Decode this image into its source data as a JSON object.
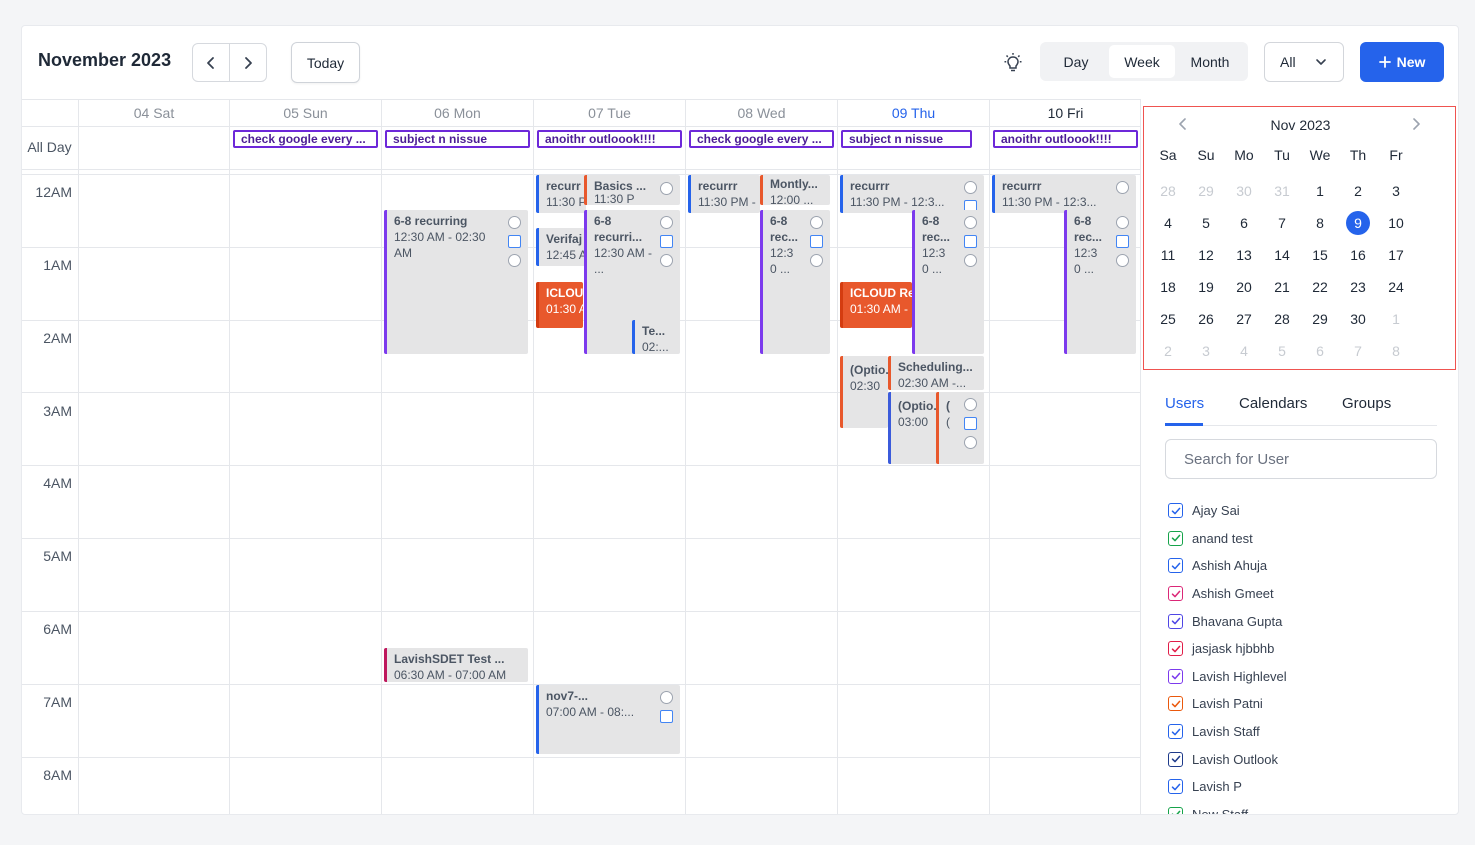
{
  "header": {
    "month_title": "November 2023",
    "today_label": "Today",
    "views": [
      "Day",
      "Week",
      "Month"
    ],
    "active_view": "Week",
    "filter_value": "All",
    "new_label": "New"
  },
  "calendar": {
    "all_day_label": "All Day",
    "days": [
      "04 Sat",
      "05 Sun",
      "06 Mon",
      "07 Tue",
      "08 Wed",
      "09 Thu",
      "10 Fri"
    ],
    "today_index": 5,
    "hours": [
      "12AM",
      "1AM",
      "2AM",
      "3AM",
      "4AM",
      "5AM",
      "6AM",
      "7AM",
      "8AM"
    ],
    "all_day_events": [
      {
        "day": 1,
        "title": "check google every ..."
      },
      {
        "day": 2,
        "title": "subject n nissue"
      },
      {
        "day": 3,
        "title": "anoithr outloook!!!!"
      },
      {
        "day": 4,
        "title": "check google every ..."
      },
      {
        "day": 5,
        "title": "subject n nissue"
      },
      {
        "day": 6,
        "title": "anoithr outloook!!!!"
      }
    ],
    "events": [
      {
        "id": "e1",
        "title": "6-8 recurring",
        "time": "12:30 AM - 02:30 AM",
        "color": "#7c3aed"
      },
      {
        "id": "e2",
        "title": "LavishSDET Test ...",
        "time": "06:30 AM - 07:00 AM",
        "color": "#be185d"
      },
      {
        "id": "e3",
        "title": "recurr",
        "time": "11:30 P",
        "color": "#2563eb"
      },
      {
        "id": "e4",
        "title": "Basics ...",
        "time": "11:30 P",
        "color": "#e8582c"
      },
      {
        "id": "e5",
        "title": "Verifaj",
        "time": "12:45 A",
        "color": "#2563eb"
      },
      {
        "id": "e6",
        "title": "6-8 recurri...",
        "time": "12:30 AM - ...",
        "color": "#7c3aed"
      },
      {
        "id": "e7",
        "title": "ICLOU",
        "time": "01:30 A",
        "color": "#d43c10"
      },
      {
        "id": "e8",
        "title": "Te...",
        "time": "02:...",
        "color": "#2563eb"
      },
      {
        "id": "e9",
        "title": "nov7-...",
        "time": "07:00 AM - 08:...",
        "color": "#2563eb"
      },
      {
        "id": "e10",
        "title": "recurrr",
        "time": "11:30 PM -",
        "color": "#2563eb"
      },
      {
        "id": "e11",
        "title": "Montly...",
        "time": "12:00 ...",
        "color": "#e8582c"
      },
      {
        "id": "e12",
        "title": "6-8 rec...",
        "time": "12:3 0 ...",
        "color": "#7c3aed"
      },
      {
        "id": "e13",
        "title": "recurrr",
        "time": "11:30 PM - 12:3...",
        "color": "#2563eb"
      },
      {
        "id": "e14",
        "title": "6-8 rec...",
        "time": "12:3 0 ...",
        "color": "#7c3aed"
      },
      {
        "id": "e15",
        "title": "ICLOUD Re",
        "time": "01:30 AM -",
        "color": "#d43c10"
      },
      {
        "id": "e16",
        "title": "(Optio...",
        "time": "02:30",
        "color": "#e8582c"
      },
      {
        "id": "e17",
        "title": "Scheduling...",
        "time": "02:30 AM -...",
        "color": "#e8582c"
      },
      {
        "id": "e18",
        "title": "(Optio...",
        "time": "03:00",
        "color": "#3b5bdb"
      },
      {
        "id": "e19",
        "title": "(",
        "time": "(",
        "color": "#e8582c"
      },
      {
        "id": "e20",
        "title": "recurrr",
        "time": "11:30 PM - 12:3...",
        "color": "#2563eb"
      },
      {
        "id": "e21",
        "title": "6-8 rec...",
        "time": "12:3 0 ...",
        "color": "#7c3aed"
      }
    ]
  },
  "mini_calendar": {
    "title": "Nov 2023",
    "weekdays": [
      "Sa",
      "Su",
      "Mo",
      "Tu",
      "We",
      "Th",
      "Fr"
    ],
    "weeks": [
      [
        "28",
        "29",
        "30",
        "31",
        "1",
        "2",
        "3"
      ],
      [
        "4",
        "5",
        "6",
        "7",
        "8",
        "9",
        "10"
      ],
      [
        "11",
        "12",
        "13",
        "14",
        "15",
        "16",
        "17"
      ],
      [
        "18",
        "19",
        "20",
        "21",
        "22",
        "23",
        "24"
      ],
      [
        "25",
        "26",
        "27",
        "28",
        "29",
        "30",
        "1"
      ],
      [
        "2",
        "3",
        "4",
        "5",
        "6",
        "7",
        "8"
      ]
    ],
    "selected": "9"
  },
  "sidebar": {
    "tabs": [
      "Users",
      "Calendars",
      "Groups"
    ],
    "active_tab": "Users",
    "search_placeholder": "Search for User",
    "users": [
      {
        "name": "Ajay Sai",
        "color": "#2563eb"
      },
      {
        "name": "anand test",
        "color": "#16a34a"
      },
      {
        "name": "Ashish Ahuja",
        "color": "#2563eb"
      },
      {
        "name": "Ashish Gmeet",
        "color": "#db2777"
      },
      {
        "name": "Bhavana Gupta",
        "color": "#4f46e5"
      },
      {
        "name": "jasjask hjbbhb",
        "color": "#e11d48"
      },
      {
        "name": "Lavish Highlevel",
        "color": "#7c3aed"
      },
      {
        "name": "Lavish Patni",
        "color": "#ea580c"
      },
      {
        "name": "Lavish Staff",
        "color": "#2563eb"
      },
      {
        "name": "Lavish Outlook",
        "color": "#1e3a8a"
      },
      {
        "name": "Lavish P",
        "color": "#2563eb"
      },
      {
        "name": "New Staff",
        "color": "#16a34a"
      }
    ]
  }
}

EXERCISE DIRECTIONS
Will you restate every entry word for word and omit the images?

WORKED SOLUTION
Decode this image into its source data as a JSON object.
{
  "header": {
    "month_title": "November 2023",
    "today_label": "Today",
    "views": [
      "Day",
      "Week",
      "Month"
    ],
    "active_view": "Week",
    "filter_value": "All",
    "new_label": "New"
  },
  "calendar": {
    "all_day_label": "All Day",
    "days": [
      "04 Sat",
      "05 Sun",
      "06 Mon",
      "07 Tue",
      "08 Wed",
      "09 Thu",
      "10 Fri"
    ],
    "today_index": 5,
    "hours": [
      "12AM",
      "1AM",
      "2AM",
      "3AM",
      "4AM",
      "5AM",
      "6AM",
      "7AM",
      "8AM"
    ],
    "all_day_events": [
      {
        "day": 1,
        "title": "check google every ..."
      },
      {
        "day": 2,
        "title": "subject n nissue"
      },
      {
        "day": 3,
        "title": "anoithr outloook!!!!"
      },
      {
        "day": 4,
        "title": "check google every ..."
      },
      {
        "day": 5,
        "title": "subject n nissue"
      },
      {
        "day": 6,
        "title": "anoithr outloook!!!!"
      }
    ],
    "events": [
      {
        "id": "e1",
        "title": "6-8 recurring",
        "time": "12:30 AM - 02:30 AM",
        "color": "#7c3aed"
      },
      {
        "id": "e2",
        "title": "LavishSDET Test ...",
        "time": "06:30 AM - 07:00 AM",
        "color": "#be185d"
      },
      {
        "id": "e3",
        "title": "recurr",
        "time": "11:30 P",
        "color": "#2563eb"
      },
      {
        "id": "e4",
        "title": "Basics ...",
        "time": "11:30 P",
        "color": "#e8582c"
      },
      {
        "id": "e5",
        "title": "Verifaj",
        "time": "12:45 A",
        "color": "#2563eb"
      },
      {
        "id": "e6",
        "title": "6-8 recurri...",
        "time": "12:30 AM - ...",
        "color": "#7c3aed"
      },
      {
        "id": "e7",
        "title": "ICLOU",
        "time": "01:30 A",
        "color": "#d43c10"
      },
      {
        "id": "e8",
        "title": "Te...",
        "time": "02:...",
        "color": "#2563eb"
      },
      {
        "id": "e9",
        "title": "nov7-...",
        "time": "07:00 AM - 08:...",
        "color": "#2563eb"
      },
      {
        "id": "e10",
        "title": "recurrr",
        "time": "11:30 PM -",
        "color": "#2563eb"
      },
      {
        "id": "e11",
        "title": "Montly...",
        "time": "12:00 ...",
        "color": "#e8582c"
      },
      {
        "id": "e12",
        "title": "6-8 rec...",
        "time": "12:3 0 ...",
        "color": "#7c3aed"
      },
      {
        "id": "e13",
        "title": "recurrr",
        "time": "11:30 PM - 12:3...",
        "color": "#2563eb"
      },
      {
        "id": "e14",
        "title": "6-8 rec...",
        "time": "12:3 0 ...",
        "color": "#7c3aed"
      },
      {
        "id": "e15",
        "title": "ICLOUD Re",
        "time": "01:30 AM -",
        "color": "#d43c10"
      },
      {
        "id": "e16",
        "title": "(Optio...",
        "time": "02:30",
        "color": "#e8582c"
      },
      {
        "id": "e17",
        "title": "Scheduling...",
        "time": "02:30 AM -...",
        "color": "#e8582c"
      },
      {
        "id": "e18",
        "title": "(Optio...",
        "time": "03:00",
        "color": "#3b5bdb"
      },
      {
        "id": "e19",
        "title": "(",
        "time": "(",
        "color": "#e8582c"
      },
      {
        "id": "e20",
        "title": "recurrr",
        "time": "11:30 PM - 12:3...",
        "color": "#2563eb"
      },
      {
        "id": "e21",
        "title": "6-8 rec...",
        "time": "12:3 0 ...",
        "color": "#7c3aed"
      }
    ]
  },
  "mini_calendar": {
    "title": "Nov 2023",
    "weekdays": [
      "Sa",
      "Su",
      "Mo",
      "Tu",
      "We",
      "Th",
      "Fr"
    ],
    "weeks": [
      [
        "28",
        "29",
        "30",
        "31",
        "1",
        "2",
        "3"
      ],
      [
        "4",
        "5",
        "6",
        "7",
        "8",
        "9",
        "10"
      ],
      [
        "11",
        "12",
        "13",
        "14",
        "15",
        "16",
        "17"
      ],
      [
        "18",
        "19",
        "20",
        "21",
        "22",
        "23",
        "24"
      ],
      [
        "25",
        "26",
        "27",
        "28",
        "29",
        "30",
        "1"
      ],
      [
        "2",
        "3",
        "4",
        "5",
        "6",
        "7",
        "8"
      ]
    ],
    "selected": "9"
  },
  "sidebar": {
    "tabs": [
      "Users",
      "Calendars",
      "Groups"
    ],
    "active_tab": "Users",
    "search_placeholder": "Search for User",
    "users": [
      {
        "name": "Ajay Sai",
        "color": "#2563eb"
      },
      {
        "name": "anand test",
        "color": "#16a34a"
      },
      {
        "name": "Ashish Ahuja",
        "color": "#2563eb"
      },
      {
        "name": "Ashish Gmeet",
        "color": "#db2777"
      },
      {
        "name": "Bhavana Gupta",
        "color": "#4f46e5"
      },
      {
        "name": "jasjask hjbbhb",
        "color": "#e11d48"
      },
      {
        "name": "Lavish Highlevel",
        "color": "#7c3aed"
      },
      {
        "name": "Lavish Patni",
        "color": "#ea580c"
      },
      {
        "name": "Lavish Staff",
        "color": "#2563eb"
      },
      {
        "name": "Lavish Outlook",
        "color": "#1e3a8a"
      },
      {
        "name": "Lavish P",
        "color": "#2563eb"
      },
      {
        "name": "New Staff",
        "color": "#16a34a"
      }
    ]
  }
}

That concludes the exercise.